**INSTRUCTIONS FOR THE TASK:**
Could you write out every entry exactly as it stands?
[Start EXTRACTED DATA]
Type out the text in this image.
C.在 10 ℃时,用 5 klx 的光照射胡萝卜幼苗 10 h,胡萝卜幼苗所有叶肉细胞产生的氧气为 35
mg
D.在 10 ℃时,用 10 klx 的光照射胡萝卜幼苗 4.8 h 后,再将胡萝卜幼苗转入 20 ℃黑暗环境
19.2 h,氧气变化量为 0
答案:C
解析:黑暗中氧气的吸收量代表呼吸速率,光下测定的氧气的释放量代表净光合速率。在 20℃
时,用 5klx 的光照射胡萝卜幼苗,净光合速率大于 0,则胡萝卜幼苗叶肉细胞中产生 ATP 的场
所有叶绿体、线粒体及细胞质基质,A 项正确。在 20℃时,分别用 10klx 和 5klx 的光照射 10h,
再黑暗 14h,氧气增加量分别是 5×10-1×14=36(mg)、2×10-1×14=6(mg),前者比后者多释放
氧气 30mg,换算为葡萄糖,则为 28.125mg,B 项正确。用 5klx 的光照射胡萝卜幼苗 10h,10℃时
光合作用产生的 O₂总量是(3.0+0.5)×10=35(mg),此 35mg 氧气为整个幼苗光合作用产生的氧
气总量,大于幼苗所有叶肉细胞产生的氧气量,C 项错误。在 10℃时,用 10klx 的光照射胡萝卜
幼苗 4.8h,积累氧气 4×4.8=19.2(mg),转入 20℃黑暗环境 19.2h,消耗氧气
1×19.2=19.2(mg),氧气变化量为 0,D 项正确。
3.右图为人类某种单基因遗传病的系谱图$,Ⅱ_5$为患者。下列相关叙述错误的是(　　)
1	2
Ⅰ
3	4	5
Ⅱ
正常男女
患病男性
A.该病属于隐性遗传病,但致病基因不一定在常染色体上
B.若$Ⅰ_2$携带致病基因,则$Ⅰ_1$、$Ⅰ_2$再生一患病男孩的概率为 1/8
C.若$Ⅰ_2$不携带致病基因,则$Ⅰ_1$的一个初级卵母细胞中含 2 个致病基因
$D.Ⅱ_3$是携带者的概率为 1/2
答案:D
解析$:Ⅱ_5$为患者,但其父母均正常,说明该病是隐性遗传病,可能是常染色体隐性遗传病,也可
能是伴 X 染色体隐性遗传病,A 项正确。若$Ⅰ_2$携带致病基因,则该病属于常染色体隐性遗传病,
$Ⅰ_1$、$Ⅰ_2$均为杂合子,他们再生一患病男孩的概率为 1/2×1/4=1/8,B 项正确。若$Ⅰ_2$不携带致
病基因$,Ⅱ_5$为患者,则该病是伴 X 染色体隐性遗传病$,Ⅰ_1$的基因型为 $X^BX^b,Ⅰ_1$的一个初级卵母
[End EXTRACTED DATA]
**THE RESULT:**
Type out the text in this image.
C.在 10 ℃时,用 5 klx 的光照射胡萝卜幼苗 10 h,胡萝卜幼苗所有叶肉细胞产生的氧气为 35
mg
D.在 10 ℃时,用 10 klx 的光照射胡萝卜幼苗 4.8 h 后,再将胡萝卜幼苗转入 20 ℃黑暗环境
19.2 h,氧气变化量为 0
答案:C
解析:黑暗中氧气的吸收量代表呼吸速率,光下测定的氧气的释放量代表净光合速率。在 20℃
时,用 5klx 的光照射胡萝卜幼苗,净光合速率大于 0,则胡萝卜幼苗叶肉细胞中产生 ATP 的场
所有叶绿体、线粒体及细胞质基质,A 项正确。在 20℃时,分别用 10klx 和 5klx 的光照射 10h,
再黑暗 14h,氧气增加量分别是 5×10-1×14=36(mg)、2×10-1×14=6(mg),前者比后者多释放
氧气 30mg,换算为葡萄糖,则为 28.125mg,B 项正确。用 5klx 的光照射胡萝卜幼苗 10h,10℃时
光合作用产生的 O₂总量是(3.0+0.5)×10=35(mg),此 35mg 氧气为整个幼苗光合作用产生的氧
气总量,大于幼苗所有叶肉细胞产生的氧气量,C 项错误。在 10℃时,用 10klx 的光照射胡萝卜
幼苗 4.8h,积累氧气 4×4.8=19.2(mg),转入 20℃黑暗环境 19.2h,消耗氧气
1×19.2=19.2(mg),氧气变化量为 0,D 项正确。
3.右图为人类某种单基因遗传病的系谱图$,Ⅱ_5$为患者。下列相关叙述错误的是(　　)
1	2
Ⅰ
3	4	5
Ⅱ
正常男女
患病男性
A.该病属于隐性遗传病,但致病基因不一定在常染色体上
B.若$Ⅰ_2$携带致病基因,则$Ⅰ_1$、$Ⅰ_2$再生一患病男孩的概率为 1/8
C.若$Ⅰ_2$不携带致病基因,则$Ⅰ_1$的一个初级卵母细胞中含 2 个致病基因
$D.Ⅱ_3$是携带者的概率为 1/2
答案:D
解析$:Ⅱ_5$为患者,但其父母均正常,说明该病是隐性遗传病,可能是常染色体隐性遗传病,也可
能是伴 X 染色体隐性遗传病,A 项正确。若$Ⅰ_2$携带致病基因,则该病属于常染色体隐性遗传病,
$Ⅰ_1$、$Ⅰ_2$均为杂合子,他们再生一患病男孩的概率为 1/2×1/4=1/8,B 项正确。若$Ⅰ_2$不携带致
病基因$,Ⅱ_5$为患者,则该病是伴 X 染色体隐性遗传病$,Ⅰ_1$的基因型为 $X^BX^b,Ⅰ_1$的一个初级卵母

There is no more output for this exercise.